### RECORDS SHOWN
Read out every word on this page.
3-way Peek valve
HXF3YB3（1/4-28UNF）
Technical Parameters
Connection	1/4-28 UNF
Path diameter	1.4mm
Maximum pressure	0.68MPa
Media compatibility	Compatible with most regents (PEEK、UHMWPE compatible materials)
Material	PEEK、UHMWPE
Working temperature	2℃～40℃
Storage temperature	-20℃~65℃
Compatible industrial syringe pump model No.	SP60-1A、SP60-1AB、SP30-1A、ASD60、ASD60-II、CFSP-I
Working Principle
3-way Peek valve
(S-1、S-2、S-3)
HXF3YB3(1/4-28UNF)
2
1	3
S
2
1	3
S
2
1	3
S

### BRIEF
Copy out the data shown above without altering anything.

### RESPONSE FOR THIS EXERCISE
Read out every word on this page.
3-way Peek valve
HXF3YB3（1/4-28UNF）
Technical Parameters
Connection	1/4-28 UNF
Path diameter	1.4mm
Maximum pressure	0.68MPa
Media compatibility	Compatible with most regents (PEEK、UHMWPE compatible materials)
Material	PEEK、UHMWPE
Working temperature	2℃～40℃
Storage temperature	-20℃~65℃
Compatible industrial syringe pump model No.	SP60-1A、SP60-1AB、SP30-1A、ASD60、ASD60-II、CFSP-I
Working Principle
3-way Peek valve
(S-1、S-2、S-3)
HXF3YB3(1/4-28UNF)
2
1	3
S
2
1	3
S
2
1	3
S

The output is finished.